▶ DATA SECTION:

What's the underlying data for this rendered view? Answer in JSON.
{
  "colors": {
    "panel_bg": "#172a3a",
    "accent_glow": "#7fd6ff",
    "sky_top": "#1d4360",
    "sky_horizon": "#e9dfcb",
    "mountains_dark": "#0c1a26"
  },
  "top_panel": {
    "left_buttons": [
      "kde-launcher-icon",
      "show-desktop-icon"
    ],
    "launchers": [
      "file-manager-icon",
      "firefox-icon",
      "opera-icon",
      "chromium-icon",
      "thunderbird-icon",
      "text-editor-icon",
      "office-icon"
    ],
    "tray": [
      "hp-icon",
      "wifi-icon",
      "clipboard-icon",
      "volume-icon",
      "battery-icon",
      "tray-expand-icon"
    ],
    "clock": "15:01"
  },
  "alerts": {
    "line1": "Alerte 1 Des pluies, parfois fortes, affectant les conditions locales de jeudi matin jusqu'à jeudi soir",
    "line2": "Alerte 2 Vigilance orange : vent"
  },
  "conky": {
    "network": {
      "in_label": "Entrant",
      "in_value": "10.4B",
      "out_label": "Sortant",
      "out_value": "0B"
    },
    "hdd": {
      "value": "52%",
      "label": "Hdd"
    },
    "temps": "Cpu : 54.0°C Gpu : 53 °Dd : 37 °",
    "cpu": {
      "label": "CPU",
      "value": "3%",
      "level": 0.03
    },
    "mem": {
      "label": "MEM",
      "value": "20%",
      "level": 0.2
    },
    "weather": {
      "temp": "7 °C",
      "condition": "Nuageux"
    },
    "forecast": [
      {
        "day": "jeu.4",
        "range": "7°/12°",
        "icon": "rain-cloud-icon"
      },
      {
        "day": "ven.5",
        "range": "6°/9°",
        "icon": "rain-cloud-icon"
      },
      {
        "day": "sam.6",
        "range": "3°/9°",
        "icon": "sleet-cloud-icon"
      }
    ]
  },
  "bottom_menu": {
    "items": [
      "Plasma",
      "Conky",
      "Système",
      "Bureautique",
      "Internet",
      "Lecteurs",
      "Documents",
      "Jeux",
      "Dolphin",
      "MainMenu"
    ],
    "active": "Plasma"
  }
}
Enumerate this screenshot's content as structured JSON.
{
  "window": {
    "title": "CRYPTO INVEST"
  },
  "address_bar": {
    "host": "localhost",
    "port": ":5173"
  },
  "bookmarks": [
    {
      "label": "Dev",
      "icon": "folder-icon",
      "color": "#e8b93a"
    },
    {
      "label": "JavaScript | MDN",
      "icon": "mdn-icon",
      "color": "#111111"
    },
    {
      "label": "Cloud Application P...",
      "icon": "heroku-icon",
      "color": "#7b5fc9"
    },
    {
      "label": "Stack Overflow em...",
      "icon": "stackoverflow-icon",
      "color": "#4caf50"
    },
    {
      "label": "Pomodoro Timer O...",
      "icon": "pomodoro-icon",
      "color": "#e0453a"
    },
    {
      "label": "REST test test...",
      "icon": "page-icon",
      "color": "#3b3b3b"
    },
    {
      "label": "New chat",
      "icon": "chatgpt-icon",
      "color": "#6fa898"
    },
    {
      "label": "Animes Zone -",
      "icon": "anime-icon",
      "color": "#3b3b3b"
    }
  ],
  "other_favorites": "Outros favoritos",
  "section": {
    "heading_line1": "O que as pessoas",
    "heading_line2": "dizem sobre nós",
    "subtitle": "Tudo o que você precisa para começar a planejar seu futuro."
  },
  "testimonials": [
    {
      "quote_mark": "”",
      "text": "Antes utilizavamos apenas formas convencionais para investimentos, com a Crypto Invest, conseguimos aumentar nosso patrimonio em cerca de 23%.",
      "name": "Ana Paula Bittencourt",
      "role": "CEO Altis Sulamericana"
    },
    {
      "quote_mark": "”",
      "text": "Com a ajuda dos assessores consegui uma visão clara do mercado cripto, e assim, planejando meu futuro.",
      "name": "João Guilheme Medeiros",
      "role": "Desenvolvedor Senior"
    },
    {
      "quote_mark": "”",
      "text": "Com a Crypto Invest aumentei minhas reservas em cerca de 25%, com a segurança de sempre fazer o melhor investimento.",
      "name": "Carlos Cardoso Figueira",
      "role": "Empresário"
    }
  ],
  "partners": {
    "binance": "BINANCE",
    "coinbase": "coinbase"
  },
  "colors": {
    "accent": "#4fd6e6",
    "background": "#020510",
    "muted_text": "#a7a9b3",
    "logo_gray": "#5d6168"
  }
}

▶ THE TASK: Count all lines of the data that include "this". The answer is the number alone.

▶ WRITTEN SOLUTION: 2